> [Work to be completed] Locate each line containing the string "more" and copy it out.

> [Information supplied]
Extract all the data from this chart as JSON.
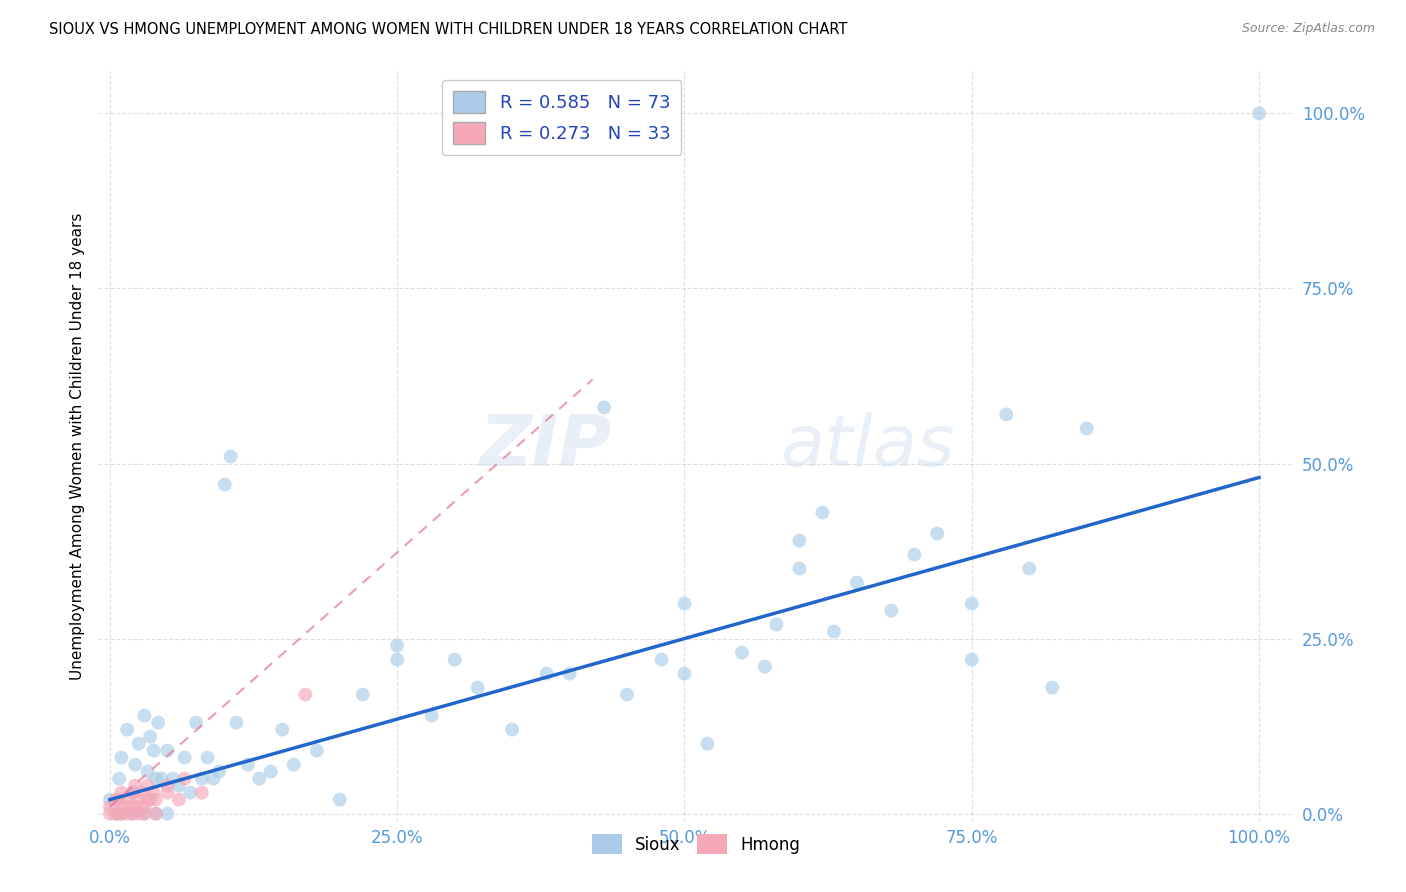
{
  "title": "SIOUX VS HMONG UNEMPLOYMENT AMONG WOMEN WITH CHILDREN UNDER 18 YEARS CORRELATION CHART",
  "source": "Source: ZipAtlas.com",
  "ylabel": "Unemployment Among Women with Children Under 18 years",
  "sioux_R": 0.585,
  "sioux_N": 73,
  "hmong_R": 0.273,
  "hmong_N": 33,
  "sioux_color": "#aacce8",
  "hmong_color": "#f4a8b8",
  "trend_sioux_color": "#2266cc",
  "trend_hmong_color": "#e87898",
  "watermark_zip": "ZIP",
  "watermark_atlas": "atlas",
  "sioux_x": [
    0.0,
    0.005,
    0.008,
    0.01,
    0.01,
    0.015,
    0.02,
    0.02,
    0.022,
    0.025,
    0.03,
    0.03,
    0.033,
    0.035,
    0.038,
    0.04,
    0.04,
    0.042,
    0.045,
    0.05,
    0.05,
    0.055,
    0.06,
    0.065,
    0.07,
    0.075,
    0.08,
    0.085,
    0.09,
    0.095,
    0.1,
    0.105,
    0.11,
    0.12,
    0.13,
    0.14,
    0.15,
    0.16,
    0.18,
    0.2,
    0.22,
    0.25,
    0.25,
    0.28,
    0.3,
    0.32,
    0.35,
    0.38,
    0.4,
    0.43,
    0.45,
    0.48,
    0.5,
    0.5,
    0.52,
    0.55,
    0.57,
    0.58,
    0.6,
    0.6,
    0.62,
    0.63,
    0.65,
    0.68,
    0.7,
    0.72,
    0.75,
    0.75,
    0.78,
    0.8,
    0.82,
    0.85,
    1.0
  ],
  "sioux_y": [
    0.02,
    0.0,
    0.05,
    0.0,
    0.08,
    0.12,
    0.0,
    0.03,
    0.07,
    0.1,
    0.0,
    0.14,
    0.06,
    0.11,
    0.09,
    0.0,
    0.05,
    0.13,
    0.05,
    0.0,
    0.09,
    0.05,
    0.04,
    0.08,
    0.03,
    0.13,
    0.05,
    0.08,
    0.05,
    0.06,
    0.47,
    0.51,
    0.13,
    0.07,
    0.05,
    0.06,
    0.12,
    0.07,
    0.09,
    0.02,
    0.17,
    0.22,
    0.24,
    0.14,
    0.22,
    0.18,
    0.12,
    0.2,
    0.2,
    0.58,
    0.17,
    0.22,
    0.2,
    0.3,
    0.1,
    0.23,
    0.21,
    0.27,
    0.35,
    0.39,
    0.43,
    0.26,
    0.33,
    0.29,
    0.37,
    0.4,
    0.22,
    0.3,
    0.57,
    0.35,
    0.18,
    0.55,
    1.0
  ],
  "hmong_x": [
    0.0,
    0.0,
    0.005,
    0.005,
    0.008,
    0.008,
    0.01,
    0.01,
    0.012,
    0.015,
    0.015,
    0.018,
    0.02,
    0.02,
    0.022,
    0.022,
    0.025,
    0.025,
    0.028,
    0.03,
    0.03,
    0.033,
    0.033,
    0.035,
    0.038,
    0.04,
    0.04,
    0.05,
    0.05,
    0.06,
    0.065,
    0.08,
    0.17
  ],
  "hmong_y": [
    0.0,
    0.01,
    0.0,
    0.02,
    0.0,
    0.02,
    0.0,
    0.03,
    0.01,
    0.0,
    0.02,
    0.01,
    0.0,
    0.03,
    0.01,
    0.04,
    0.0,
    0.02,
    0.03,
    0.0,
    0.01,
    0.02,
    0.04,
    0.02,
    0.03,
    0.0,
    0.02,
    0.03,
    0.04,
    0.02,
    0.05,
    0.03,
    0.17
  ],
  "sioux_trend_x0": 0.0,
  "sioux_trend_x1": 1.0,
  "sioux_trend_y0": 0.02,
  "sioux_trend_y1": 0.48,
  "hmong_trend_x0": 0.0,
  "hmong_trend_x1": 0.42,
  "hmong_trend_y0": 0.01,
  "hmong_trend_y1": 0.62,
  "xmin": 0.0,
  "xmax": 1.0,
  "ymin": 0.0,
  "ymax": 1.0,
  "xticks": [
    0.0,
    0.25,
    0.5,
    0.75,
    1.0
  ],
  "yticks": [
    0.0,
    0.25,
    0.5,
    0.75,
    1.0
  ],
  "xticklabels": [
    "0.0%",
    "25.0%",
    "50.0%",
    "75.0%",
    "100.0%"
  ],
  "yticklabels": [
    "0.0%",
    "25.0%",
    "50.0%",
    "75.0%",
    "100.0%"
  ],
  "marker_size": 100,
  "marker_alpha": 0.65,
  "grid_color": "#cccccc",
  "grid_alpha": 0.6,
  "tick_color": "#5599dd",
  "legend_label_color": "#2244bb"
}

==

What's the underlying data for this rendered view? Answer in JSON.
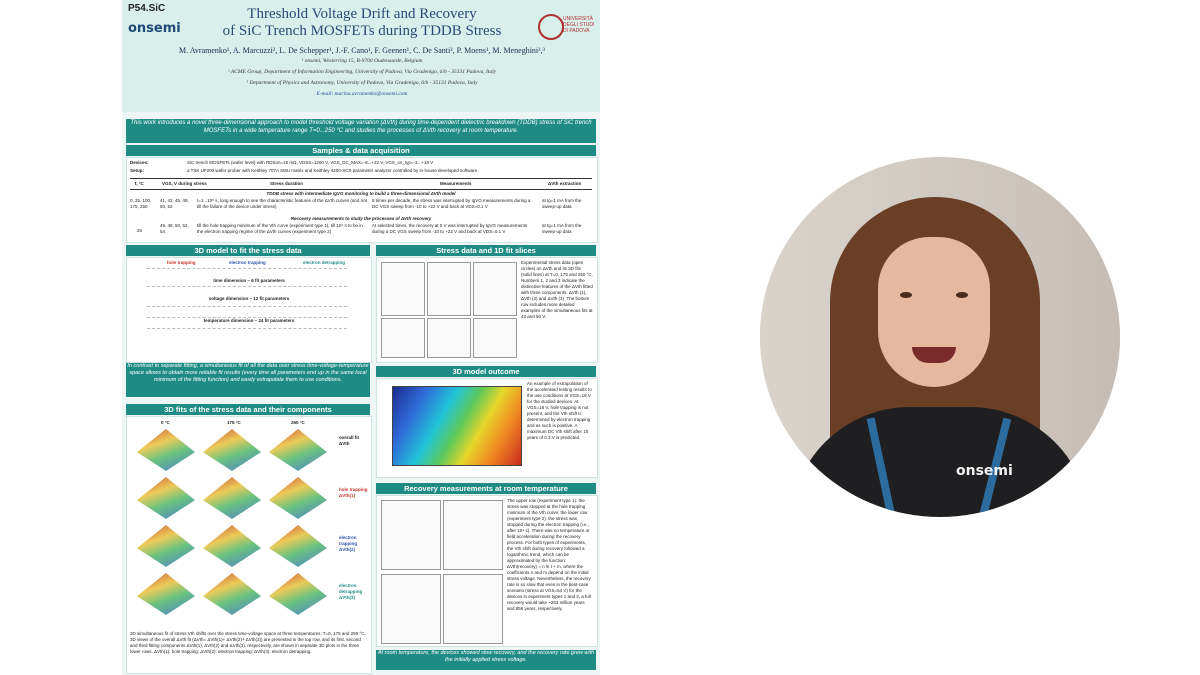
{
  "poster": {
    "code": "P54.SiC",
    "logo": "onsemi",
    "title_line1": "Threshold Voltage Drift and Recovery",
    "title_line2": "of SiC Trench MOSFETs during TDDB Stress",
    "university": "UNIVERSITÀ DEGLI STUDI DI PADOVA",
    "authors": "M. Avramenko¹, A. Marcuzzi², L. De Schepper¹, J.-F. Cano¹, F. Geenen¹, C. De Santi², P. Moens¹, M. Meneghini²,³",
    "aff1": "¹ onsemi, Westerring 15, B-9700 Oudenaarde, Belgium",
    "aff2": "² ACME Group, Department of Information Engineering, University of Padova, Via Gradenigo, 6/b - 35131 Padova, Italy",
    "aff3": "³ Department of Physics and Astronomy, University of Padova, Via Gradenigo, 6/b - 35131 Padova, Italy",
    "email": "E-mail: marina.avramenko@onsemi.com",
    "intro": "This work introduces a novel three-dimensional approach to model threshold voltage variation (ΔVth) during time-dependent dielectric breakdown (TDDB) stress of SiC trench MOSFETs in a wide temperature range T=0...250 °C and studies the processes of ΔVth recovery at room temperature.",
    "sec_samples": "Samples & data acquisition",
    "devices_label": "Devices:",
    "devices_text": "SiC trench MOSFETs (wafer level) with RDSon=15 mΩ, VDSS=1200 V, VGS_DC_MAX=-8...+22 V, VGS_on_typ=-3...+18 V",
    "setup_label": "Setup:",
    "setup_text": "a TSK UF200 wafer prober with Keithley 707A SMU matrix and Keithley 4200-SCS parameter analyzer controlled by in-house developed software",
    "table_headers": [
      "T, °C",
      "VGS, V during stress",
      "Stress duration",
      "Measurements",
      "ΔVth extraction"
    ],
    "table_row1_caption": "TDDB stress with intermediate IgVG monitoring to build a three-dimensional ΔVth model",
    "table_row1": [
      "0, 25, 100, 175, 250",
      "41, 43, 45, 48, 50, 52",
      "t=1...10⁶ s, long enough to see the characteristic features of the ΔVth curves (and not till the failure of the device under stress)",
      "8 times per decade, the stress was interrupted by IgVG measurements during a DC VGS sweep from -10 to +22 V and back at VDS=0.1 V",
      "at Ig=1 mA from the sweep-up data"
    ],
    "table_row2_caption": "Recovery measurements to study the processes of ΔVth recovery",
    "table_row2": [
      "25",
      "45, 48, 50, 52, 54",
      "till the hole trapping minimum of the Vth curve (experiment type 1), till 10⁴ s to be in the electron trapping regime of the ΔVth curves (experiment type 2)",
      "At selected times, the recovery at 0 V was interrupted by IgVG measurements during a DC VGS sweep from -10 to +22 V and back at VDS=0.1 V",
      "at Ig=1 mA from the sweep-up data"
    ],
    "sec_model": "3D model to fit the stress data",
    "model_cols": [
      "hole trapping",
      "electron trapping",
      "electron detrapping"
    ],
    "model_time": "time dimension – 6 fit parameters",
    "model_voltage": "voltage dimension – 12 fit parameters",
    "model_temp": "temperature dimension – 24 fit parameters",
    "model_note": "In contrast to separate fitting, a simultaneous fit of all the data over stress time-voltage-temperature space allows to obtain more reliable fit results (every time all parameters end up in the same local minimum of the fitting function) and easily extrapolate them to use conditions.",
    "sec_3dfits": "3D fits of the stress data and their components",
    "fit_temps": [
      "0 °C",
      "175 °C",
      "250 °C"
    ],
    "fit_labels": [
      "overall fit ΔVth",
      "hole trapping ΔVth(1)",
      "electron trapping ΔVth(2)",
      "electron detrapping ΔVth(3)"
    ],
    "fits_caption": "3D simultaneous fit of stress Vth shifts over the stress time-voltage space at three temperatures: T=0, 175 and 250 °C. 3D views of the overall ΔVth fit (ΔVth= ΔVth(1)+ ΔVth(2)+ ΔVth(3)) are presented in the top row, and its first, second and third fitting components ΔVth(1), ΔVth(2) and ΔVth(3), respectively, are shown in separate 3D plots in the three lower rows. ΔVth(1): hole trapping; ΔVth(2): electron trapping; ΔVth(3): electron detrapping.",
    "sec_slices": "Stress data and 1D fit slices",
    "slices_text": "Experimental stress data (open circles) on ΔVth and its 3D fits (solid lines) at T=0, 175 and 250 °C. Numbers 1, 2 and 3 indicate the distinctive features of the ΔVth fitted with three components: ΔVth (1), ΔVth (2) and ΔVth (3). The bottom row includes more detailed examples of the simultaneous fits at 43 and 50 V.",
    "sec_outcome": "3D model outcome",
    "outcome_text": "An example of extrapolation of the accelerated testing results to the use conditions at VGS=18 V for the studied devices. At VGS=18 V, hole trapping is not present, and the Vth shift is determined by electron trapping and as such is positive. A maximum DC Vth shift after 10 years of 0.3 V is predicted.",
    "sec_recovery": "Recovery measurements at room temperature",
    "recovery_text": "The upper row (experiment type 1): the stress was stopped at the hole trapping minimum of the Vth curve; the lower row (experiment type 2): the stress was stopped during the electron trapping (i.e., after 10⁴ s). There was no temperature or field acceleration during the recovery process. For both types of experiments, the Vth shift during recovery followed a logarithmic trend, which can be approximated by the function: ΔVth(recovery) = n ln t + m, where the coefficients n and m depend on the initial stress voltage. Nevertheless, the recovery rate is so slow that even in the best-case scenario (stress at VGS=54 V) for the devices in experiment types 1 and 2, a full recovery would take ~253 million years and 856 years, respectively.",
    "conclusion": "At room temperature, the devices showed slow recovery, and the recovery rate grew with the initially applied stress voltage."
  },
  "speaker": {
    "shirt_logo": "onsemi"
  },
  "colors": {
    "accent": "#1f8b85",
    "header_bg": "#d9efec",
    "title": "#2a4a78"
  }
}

> [Output of the task]
    "model_note": "In contrast to separate fitting, a simultaneous fit of all the data over stress time-voltage-temperature space allows to obtain more reliable fit results (every time all parameters end up in the same local minimum of the fitting function) and easily extrapolate them to use conditions.",
    "slices_text": "Experimental stress data (open circles) on ΔVth and its 3D fits (solid lines) at T=0, 175 and 250 °C. Numbers 1, 2 and 3 indicate the distinctive features of the ΔVth fitted with three components: ΔVth (1), ΔVth (2) and ΔVth (3). The bottom row includes more detailed examples of the simultaneous fits at 43 and 50 V.",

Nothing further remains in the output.